### WRITTEN REQUEST:
How many of the lines that follow contain the word "JSON"? Give only the number.

### SUPPLIED DATA:
>>

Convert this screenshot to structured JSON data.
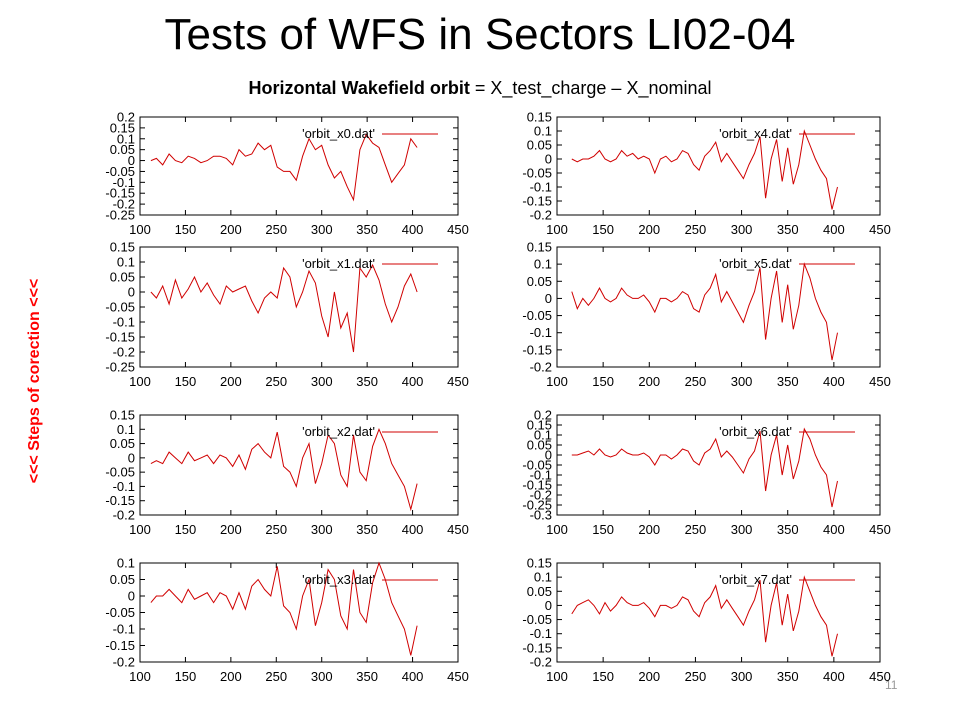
{
  "slide": {
    "title": "Tests of WFS in Sectors LI02-04",
    "subtitle_bold": "Horizontal Wakefield orbit",
    "subtitle_rest": " = X_test_charge – X_nominal",
    "side_label": "<<<  Steps of corection <<<",
    "page_number": "11"
  },
  "colors": {
    "series": "#d00000",
    "frame": "#000000",
    "side_label": "#ff0000"
  },
  "chart_data": [
    {
      "type": "line",
      "legend": "'orbit_x0.dat'",
      "xlim": [
        100,
        450
      ],
      "ylim": [
        -0.25,
        0.2
      ],
      "xticks": [
        100,
        150,
        200,
        250,
        300,
        350,
        400,
        450
      ],
      "yticks": [
        0.2,
        0.15,
        0.1,
        0.05,
        0,
        -0.05,
        -0.1,
        -0.15,
        -0.2,
        -0.25
      ],
      "x": [
        112,
        118,
        125,
        132,
        139,
        146,
        153,
        160,
        167,
        174,
        181,
        188,
        195,
        202,
        209,
        216,
        223,
        230,
        237,
        244,
        251,
        258,
        265,
        272,
        279,
        286,
        293,
        300,
        307,
        314,
        321,
        328,
        335,
        342,
        349,
        356,
        363,
        370,
        377,
        384,
        391,
        398,
        405
      ],
      "y": [
        0.0,
        0.01,
        -0.02,
        0.03,
        0.0,
        -0.01,
        0.02,
        0.01,
        -0.01,
        0.0,
        0.02,
        0.02,
        0.01,
        -0.02,
        0.05,
        0.02,
        0.03,
        0.08,
        0.05,
        0.07,
        -0.03,
        -0.05,
        -0.05,
        -0.09,
        0.02,
        0.1,
        0.05,
        0.07,
        -0.02,
        -0.08,
        -0.05,
        -0.12,
        -0.18,
        0.05,
        0.12,
        0.08,
        0.06,
        -0.02,
        -0.1,
        -0.06,
        -0.02,
        0.1,
        0.06
      ]
    },
    {
      "type": "line",
      "legend": "'orbit_x4.dat'",
      "xlim": [
        100,
        450
      ],
      "ylim": [
        -0.2,
        0.15
      ],
      "xticks": [
        100,
        150,
        200,
        250,
        300,
        350,
        400,
        450
      ],
      "yticks": [
        0.15,
        0.1,
        0.05,
        0,
        -0.05,
        -0.1,
        -0.15,
        -0.2
      ],
      "x": [
        116,
        122,
        128,
        134,
        140,
        146,
        152,
        158,
        164,
        170,
        176,
        182,
        188,
        194,
        200,
        206,
        212,
        218,
        224,
        230,
        236,
        242,
        248,
        254,
        260,
        266,
        272,
        278,
        284,
        290,
        296,
        302,
        308,
        314,
        320,
        326,
        332,
        338,
        344,
        350,
        356,
        362,
        368,
        374,
        380,
        386,
        392,
        398,
        404
      ],
      "y": [
        0.0,
        -0.01,
        0.0,
        0.0,
        0.01,
        0.03,
        0.0,
        -0.01,
        0.0,
        0.03,
        0.01,
        0.02,
        0.0,
        0.01,
        0.0,
        -0.05,
        0.0,
        0.01,
        -0.01,
        0.0,
        0.03,
        0.02,
        -0.02,
        -0.04,
        0.01,
        0.03,
        0.06,
        -0.01,
        0.02,
        -0.01,
        -0.04,
        -0.07,
        -0.02,
        0.02,
        0.08,
        -0.14,
        0.0,
        0.07,
        -0.08,
        0.04,
        -0.09,
        -0.02,
        0.1,
        0.05,
        0.0,
        -0.04,
        -0.07,
        -0.18,
        -0.1
      ]
    },
    {
      "type": "line",
      "legend": "'orbit_x1.dat'",
      "xlim": [
        100,
        450
      ],
      "ylim": [
        -0.25,
        0.15
      ],
      "xticks": [
        100,
        150,
        200,
        250,
        300,
        350,
        400,
        450
      ],
      "yticks": [
        0.15,
        0.1,
        0.05,
        0,
        -0.05,
        -0.1,
        -0.15,
        -0.2,
        -0.25
      ],
      "x": [
        112,
        118,
        125,
        132,
        139,
        146,
        153,
        160,
        167,
        174,
        181,
        188,
        195,
        202,
        209,
        216,
        223,
        230,
        237,
        244,
        251,
        258,
        265,
        272,
        279,
        286,
        293,
        300,
        307,
        314,
        321,
        328,
        335,
        342,
        349,
        356,
        363,
        370,
        377,
        384,
        391,
        398,
        405
      ],
      "y": [
        0.0,
        -0.02,
        0.02,
        -0.04,
        0.04,
        -0.02,
        0.01,
        0.05,
        0.0,
        0.03,
        -0.01,
        -0.04,
        0.02,
        0.0,
        0.01,
        0.02,
        -0.03,
        -0.07,
        -0.02,
        0.0,
        -0.02,
        0.08,
        0.05,
        -0.05,
        0.0,
        0.07,
        0.03,
        -0.08,
        -0.15,
        0.0,
        -0.12,
        -0.07,
        -0.2,
        0.08,
        0.05,
        0.09,
        0.04,
        -0.04,
        -0.1,
        -0.05,
        0.02,
        0.06,
        0.0
      ]
    },
    {
      "type": "line",
      "legend": "'orbit_x5.dat'",
      "xlim": [
        100,
        450
      ],
      "ylim": [
        -0.2,
        0.15
      ],
      "xticks": [
        100,
        150,
        200,
        250,
        300,
        350,
        400,
        450
      ],
      "yticks": [
        0.15,
        0.1,
        0.05,
        0,
        -0.05,
        -0.1,
        -0.15,
        -0.2
      ],
      "x": [
        116,
        122,
        128,
        134,
        140,
        146,
        152,
        158,
        164,
        170,
        176,
        182,
        188,
        194,
        200,
        206,
        212,
        218,
        224,
        230,
        236,
        242,
        248,
        254,
        260,
        266,
        272,
        278,
        284,
        290,
        296,
        302,
        308,
        314,
        320,
        326,
        332,
        338,
        344,
        350,
        356,
        362,
        368,
        374,
        380,
        386,
        392,
        398,
        404
      ],
      "y": [
        0.02,
        -0.03,
        0.0,
        -0.02,
        0.0,
        0.03,
        0.0,
        -0.01,
        0.0,
        0.03,
        0.01,
        0.0,
        0.0,
        0.01,
        -0.01,
        -0.04,
        0.0,
        0.0,
        -0.01,
        0.0,
        0.02,
        0.01,
        -0.03,
        -0.04,
        0.01,
        0.03,
        0.07,
        -0.01,
        0.02,
        -0.01,
        -0.04,
        -0.07,
        -0.02,
        0.02,
        0.09,
        -0.12,
        0.0,
        0.08,
        -0.07,
        0.04,
        -0.09,
        -0.02,
        0.1,
        0.06,
        0.0,
        -0.04,
        -0.07,
        -0.18,
        -0.1
      ]
    },
    {
      "type": "line",
      "legend": "'orbit_x2.dat'",
      "xlim": [
        100,
        450
      ],
      "ylim": [
        -0.2,
        0.15
      ],
      "xticks": [
        100,
        150,
        200,
        250,
        300,
        350,
        400,
        450
      ],
      "yticks": [
        0.15,
        0.1,
        0.05,
        0,
        -0.05,
        -0.1,
        -0.15,
        -0.2
      ],
      "x": [
        112,
        118,
        125,
        132,
        139,
        146,
        153,
        160,
        167,
        174,
        181,
        188,
        195,
        202,
        209,
        216,
        223,
        230,
        237,
        244,
        251,
        258,
        265,
        272,
        279,
        286,
        293,
        300,
        307,
        314,
        321,
        328,
        335,
        342,
        349,
        356,
        363,
        370,
        377,
        384,
        391,
        398,
        405
      ],
      "y": [
        -0.02,
        -0.01,
        -0.02,
        0.02,
        0.0,
        -0.02,
        0.02,
        -0.01,
        0.0,
        0.01,
        -0.02,
        0.01,
        0.0,
        -0.03,
        0.01,
        -0.04,
        0.03,
        0.05,
        0.02,
        0.0,
        0.09,
        -0.03,
        -0.05,
        -0.1,
        0.0,
        0.05,
        -0.09,
        -0.02,
        0.08,
        0.05,
        -0.06,
        -0.1,
        0.08,
        -0.05,
        -0.08,
        0.04,
        0.1,
        0.05,
        -0.02,
        -0.06,
        -0.1,
        -0.18,
        -0.09
      ]
    },
    {
      "type": "line",
      "legend": "'orbit_x6.dat'",
      "xlim": [
        100,
        450
      ],
      "ylim": [
        -0.3,
        0.2
      ],
      "xticks": [
        100,
        150,
        200,
        250,
        300,
        350,
        400,
        450
      ],
      "yticks": [
        0.2,
        0.15,
        0.1,
        0.05,
        0,
        -0.05,
        -0.1,
        -0.15,
        -0.2,
        -0.25,
        -0.3
      ],
      "x": [
        116,
        122,
        128,
        134,
        140,
        146,
        152,
        158,
        164,
        170,
        176,
        182,
        188,
        194,
        200,
        206,
        212,
        218,
        224,
        230,
        236,
        242,
        248,
        254,
        260,
        266,
        272,
        278,
        284,
        290,
        296,
        302,
        308,
        314,
        320,
        326,
        332,
        338,
        344,
        350,
        356,
        362,
        368,
        374,
        380,
        386,
        392,
        398,
        404
      ],
      "y": [
        0.0,
        0.0,
        0.01,
        0.02,
        0.0,
        0.03,
        0.0,
        -0.01,
        0.0,
        0.03,
        0.01,
        0.0,
        0.0,
        0.01,
        -0.01,
        -0.05,
        0.0,
        0.0,
        -0.02,
        0.0,
        0.03,
        0.02,
        -0.03,
        -0.05,
        0.01,
        0.03,
        0.08,
        -0.01,
        0.02,
        -0.01,
        -0.05,
        -0.09,
        -0.02,
        0.02,
        0.12,
        -0.18,
        0.0,
        0.1,
        -0.1,
        0.05,
        -0.12,
        -0.03,
        0.13,
        0.08,
        0.0,
        -0.06,
        -0.1,
        -0.26,
        -0.13
      ]
    },
    {
      "type": "line",
      "legend": "'orbit_x3.dat'",
      "xlim": [
        100,
        450
      ],
      "ylim": [
        -0.2,
        0.1
      ],
      "xticks": [
        100,
        150,
        200,
        250,
        300,
        350,
        400,
        450
      ],
      "yticks": [
        0.1,
        0.05,
        0,
        -0.05,
        -0.1,
        -0.15,
        -0.2
      ],
      "x": [
        112,
        118,
        125,
        132,
        139,
        146,
        153,
        160,
        167,
        174,
        181,
        188,
        195,
        202,
        209,
        216,
        223,
        230,
        237,
        244,
        251,
        258,
        265,
        272,
        279,
        286,
        293,
        300,
        307,
        314,
        321,
        328,
        335,
        342,
        349,
        356,
        363,
        370,
        377,
        384,
        391,
        398,
        405
      ],
      "y": [
        -0.02,
        0.0,
        0.0,
        0.02,
        0.0,
        -0.02,
        0.02,
        -0.01,
        0.0,
        0.01,
        -0.02,
        0.01,
        0.0,
        -0.04,
        0.01,
        -0.04,
        0.03,
        0.05,
        0.02,
        0.0,
        0.09,
        -0.03,
        -0.05,
        -0.1,
        0.0,
        0.05,
        -0.09,
        -0.02,
        0.08,
        0.05,
        -0.06,
        -0.1,
        0.08,
        -0.05,
        -0.08,
        0.04,
        0.1,
        0.05,
        -0.02,
        -0.06,
        -0.1,
        -0.18,
        -0.09
      ]
    },
    {
      "type": "line",
      "legend": "'orbit_x7.dat'",
      "xlim": [
        100,
        450
      ],
      "ylim": [
        -0.2,
        0.15
      ],
      "xticks": [
        100,
        150,
        200,
        250,
        300,
        350,
        400,
        450
      ],
      "yticks": [
        0.15,
        0.1,
        0.05,
        0,
        -0.05,
        -0.1,
        -0.15,
        -0.2
      ],
      "x": [
        116,
        122,
        128,
        134,
        140,
        146,
        152,
        158,
        164,
        170,
        176,
        182,
        188,
        194,
        200,
        206,
        212,
        218,
        224,
        230,
        236,
        242,
        248,
        254,
        260,
        266,
        272,
        278,
        284,
        290,
        296,
        302,
        308,
        314,
        320,
        326,
        332,
        338,
        344,
        350,
        356,
        362,
        368,
        374,
        380,
        386,
        392,
        398,
        404
      ],
      "y": [
        -0.03,
        0.0,
        0.01,
        0.02,
        0.0,
        -0.03,
        0.01,
        -0.02,
        0.0,
        0.03,
        0.01,
        0.0,
        0.0,
        0.01,
        -0.01,
        -0.04,
        0.0,
        0.0,
        -0.01,
        0.0,
        0.03,
        0.02,
        -0.02,
        -0.04,
        0.01,
        0.03,
        0.07,
        -0.01,
        0.02,
        -0.01,
        -0.04,
        -0.07,
        -0.02,
        0.02,
        0.09,
        -0.13,
        0.0,
        0.08,
        -0.07,
        0.04,
        -0.09,
        -0.02,
        0.1,
        0.05,
        0.0,
        -0.04,
        -0.07,
        -0.18,
        -0.1
      ]
    }
  ]
}
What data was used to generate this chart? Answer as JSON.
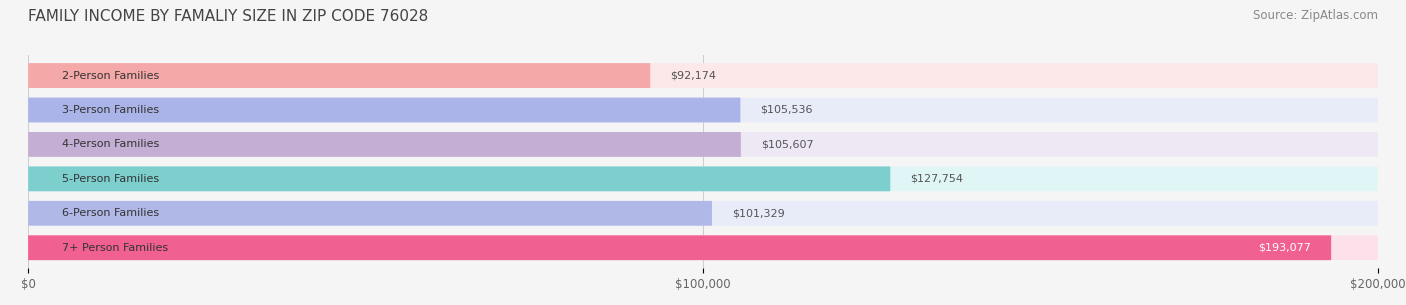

<<

### FULL SOLUTION:
2